Objective: For each line of the data below that holds "строительства", copy the line.
--- BEGIN ---
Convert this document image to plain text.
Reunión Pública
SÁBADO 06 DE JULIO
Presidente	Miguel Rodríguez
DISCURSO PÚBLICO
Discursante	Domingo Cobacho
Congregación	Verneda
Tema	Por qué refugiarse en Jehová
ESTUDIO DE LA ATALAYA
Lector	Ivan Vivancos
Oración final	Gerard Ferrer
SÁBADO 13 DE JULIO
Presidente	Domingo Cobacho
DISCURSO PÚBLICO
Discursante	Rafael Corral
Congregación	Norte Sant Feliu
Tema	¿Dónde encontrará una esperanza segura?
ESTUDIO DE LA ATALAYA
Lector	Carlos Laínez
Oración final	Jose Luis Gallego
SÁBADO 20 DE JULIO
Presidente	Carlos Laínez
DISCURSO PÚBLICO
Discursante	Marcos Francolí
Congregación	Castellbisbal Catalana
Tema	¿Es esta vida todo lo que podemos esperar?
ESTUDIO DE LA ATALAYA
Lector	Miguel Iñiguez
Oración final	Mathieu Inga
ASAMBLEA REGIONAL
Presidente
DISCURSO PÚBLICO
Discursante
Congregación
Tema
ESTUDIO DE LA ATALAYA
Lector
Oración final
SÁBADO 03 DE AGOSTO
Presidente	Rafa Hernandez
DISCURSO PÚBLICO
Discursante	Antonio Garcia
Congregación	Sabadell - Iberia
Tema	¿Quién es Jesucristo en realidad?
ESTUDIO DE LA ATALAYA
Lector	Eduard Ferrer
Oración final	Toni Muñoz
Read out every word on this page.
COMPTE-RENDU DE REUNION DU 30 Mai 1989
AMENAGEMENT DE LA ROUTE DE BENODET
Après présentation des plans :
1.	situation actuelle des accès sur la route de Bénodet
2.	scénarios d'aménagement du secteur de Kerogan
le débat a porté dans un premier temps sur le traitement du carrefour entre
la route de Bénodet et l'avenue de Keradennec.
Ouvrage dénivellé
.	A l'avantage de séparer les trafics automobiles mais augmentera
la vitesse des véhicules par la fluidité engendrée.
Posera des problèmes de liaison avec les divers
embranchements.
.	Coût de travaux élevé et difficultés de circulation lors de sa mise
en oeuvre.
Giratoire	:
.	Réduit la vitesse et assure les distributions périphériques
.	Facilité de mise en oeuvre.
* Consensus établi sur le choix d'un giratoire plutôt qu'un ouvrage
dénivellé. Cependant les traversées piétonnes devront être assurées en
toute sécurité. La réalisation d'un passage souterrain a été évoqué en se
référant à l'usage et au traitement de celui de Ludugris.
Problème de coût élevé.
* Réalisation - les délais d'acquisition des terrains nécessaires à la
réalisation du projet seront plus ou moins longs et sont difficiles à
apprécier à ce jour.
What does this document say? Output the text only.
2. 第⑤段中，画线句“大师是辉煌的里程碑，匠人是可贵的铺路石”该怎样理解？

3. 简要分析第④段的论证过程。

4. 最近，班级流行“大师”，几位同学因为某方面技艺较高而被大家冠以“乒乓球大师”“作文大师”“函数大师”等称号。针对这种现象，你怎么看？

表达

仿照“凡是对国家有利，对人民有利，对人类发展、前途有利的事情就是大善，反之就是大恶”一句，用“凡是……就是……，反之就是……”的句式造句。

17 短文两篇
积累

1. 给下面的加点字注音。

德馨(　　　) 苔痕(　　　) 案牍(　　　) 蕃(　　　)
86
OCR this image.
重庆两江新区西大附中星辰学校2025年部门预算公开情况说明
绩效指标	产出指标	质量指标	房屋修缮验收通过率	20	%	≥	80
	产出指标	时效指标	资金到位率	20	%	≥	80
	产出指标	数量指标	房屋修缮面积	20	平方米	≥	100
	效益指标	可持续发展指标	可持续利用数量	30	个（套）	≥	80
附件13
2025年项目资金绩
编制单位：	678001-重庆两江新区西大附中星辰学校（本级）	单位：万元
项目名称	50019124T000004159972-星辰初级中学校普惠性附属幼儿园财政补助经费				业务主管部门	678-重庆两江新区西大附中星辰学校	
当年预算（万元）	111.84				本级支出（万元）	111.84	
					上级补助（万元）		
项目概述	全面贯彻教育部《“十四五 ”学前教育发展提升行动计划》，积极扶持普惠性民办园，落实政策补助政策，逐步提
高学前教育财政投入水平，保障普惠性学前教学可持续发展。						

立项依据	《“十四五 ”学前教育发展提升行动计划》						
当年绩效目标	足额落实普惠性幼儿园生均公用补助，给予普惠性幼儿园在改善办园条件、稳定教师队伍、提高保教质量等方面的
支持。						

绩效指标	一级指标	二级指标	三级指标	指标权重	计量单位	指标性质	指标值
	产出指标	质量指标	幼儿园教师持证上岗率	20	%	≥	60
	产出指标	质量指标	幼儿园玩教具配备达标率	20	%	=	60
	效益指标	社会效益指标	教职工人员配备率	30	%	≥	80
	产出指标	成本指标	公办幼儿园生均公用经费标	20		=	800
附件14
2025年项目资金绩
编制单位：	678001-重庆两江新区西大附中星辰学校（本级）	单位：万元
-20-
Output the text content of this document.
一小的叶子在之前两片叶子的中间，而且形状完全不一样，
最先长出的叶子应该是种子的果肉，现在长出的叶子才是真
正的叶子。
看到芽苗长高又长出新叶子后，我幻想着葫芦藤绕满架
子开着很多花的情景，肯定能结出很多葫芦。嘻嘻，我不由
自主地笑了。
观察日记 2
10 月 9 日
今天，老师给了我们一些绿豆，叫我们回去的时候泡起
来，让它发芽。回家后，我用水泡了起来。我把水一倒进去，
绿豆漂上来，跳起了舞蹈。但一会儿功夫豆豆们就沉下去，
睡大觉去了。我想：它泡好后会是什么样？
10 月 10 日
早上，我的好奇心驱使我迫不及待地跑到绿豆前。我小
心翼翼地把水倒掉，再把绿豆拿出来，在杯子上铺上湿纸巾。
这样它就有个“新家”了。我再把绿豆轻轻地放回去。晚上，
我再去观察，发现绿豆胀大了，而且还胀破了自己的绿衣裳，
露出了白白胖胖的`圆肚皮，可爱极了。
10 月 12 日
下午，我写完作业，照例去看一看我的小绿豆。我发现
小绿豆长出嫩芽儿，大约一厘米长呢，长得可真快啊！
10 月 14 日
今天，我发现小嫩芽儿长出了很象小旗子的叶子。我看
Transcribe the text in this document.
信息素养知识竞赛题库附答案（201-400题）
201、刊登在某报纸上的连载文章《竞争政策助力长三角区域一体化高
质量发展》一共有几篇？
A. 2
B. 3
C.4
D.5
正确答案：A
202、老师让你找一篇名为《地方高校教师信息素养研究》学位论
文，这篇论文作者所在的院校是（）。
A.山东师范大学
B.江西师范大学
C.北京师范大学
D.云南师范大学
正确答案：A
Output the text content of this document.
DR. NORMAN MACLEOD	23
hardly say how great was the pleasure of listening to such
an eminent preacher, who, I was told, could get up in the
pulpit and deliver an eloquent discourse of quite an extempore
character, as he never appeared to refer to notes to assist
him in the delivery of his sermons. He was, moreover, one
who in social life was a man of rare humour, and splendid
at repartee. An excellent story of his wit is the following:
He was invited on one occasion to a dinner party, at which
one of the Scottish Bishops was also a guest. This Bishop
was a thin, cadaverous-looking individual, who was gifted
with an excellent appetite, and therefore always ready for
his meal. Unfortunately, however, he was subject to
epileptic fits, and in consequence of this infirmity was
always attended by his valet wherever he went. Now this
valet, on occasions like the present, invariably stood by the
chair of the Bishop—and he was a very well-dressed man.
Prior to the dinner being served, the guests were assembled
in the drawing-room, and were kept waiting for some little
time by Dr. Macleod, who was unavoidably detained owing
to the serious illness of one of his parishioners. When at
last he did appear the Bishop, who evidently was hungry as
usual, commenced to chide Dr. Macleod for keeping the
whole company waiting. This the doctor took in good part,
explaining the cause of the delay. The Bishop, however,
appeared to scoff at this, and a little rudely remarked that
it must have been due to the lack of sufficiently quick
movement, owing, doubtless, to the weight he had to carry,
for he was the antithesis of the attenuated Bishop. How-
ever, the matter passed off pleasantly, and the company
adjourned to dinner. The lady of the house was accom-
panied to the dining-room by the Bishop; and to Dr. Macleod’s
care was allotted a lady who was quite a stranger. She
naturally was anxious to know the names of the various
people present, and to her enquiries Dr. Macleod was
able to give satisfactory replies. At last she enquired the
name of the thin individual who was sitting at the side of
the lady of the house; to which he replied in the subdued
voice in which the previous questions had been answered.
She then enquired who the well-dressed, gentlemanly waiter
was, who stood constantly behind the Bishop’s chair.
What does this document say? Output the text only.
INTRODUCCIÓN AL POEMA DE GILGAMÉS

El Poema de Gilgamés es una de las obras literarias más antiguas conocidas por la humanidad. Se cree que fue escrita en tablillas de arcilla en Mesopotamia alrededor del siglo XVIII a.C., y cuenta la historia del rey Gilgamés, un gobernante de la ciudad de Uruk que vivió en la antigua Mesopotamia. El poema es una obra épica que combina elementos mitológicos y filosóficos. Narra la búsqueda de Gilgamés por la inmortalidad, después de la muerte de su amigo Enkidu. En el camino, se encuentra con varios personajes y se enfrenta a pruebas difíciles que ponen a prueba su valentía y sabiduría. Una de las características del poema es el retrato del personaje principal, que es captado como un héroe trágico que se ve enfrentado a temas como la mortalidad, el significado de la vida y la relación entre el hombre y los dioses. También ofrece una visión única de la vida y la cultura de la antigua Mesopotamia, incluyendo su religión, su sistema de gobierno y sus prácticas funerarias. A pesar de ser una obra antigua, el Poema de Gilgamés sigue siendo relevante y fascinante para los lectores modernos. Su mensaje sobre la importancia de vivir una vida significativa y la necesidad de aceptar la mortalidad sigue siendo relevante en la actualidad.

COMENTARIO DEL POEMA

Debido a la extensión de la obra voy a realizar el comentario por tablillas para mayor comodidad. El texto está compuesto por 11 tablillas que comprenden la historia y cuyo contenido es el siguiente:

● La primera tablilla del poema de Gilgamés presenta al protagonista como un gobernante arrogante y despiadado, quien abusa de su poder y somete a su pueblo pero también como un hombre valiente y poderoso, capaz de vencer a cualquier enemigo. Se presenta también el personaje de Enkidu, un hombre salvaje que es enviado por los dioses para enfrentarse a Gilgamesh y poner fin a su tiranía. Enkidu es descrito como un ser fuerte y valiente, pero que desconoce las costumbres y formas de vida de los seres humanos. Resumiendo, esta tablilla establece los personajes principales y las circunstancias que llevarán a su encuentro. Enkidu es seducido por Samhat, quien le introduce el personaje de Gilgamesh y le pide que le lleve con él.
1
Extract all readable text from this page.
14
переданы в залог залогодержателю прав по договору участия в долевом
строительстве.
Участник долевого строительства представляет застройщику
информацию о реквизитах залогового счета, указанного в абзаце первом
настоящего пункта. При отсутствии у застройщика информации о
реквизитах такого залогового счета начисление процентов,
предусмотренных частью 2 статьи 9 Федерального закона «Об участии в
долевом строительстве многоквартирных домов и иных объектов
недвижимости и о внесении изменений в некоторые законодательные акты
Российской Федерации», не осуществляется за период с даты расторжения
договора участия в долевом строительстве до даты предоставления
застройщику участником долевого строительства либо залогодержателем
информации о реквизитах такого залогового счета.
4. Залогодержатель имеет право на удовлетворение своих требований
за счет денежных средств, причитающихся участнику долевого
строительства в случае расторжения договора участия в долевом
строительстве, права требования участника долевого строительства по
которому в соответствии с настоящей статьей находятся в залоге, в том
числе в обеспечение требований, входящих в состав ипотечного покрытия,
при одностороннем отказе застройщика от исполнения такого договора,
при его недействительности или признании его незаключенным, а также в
--- END ---
Final result:
Участник долевого строительства представляет застройщику
застройщику участником долевого строительства либо залогодержателем
строительства в случае расторжения договора участия в долевом
строительстве, права требования участника долевого строительства по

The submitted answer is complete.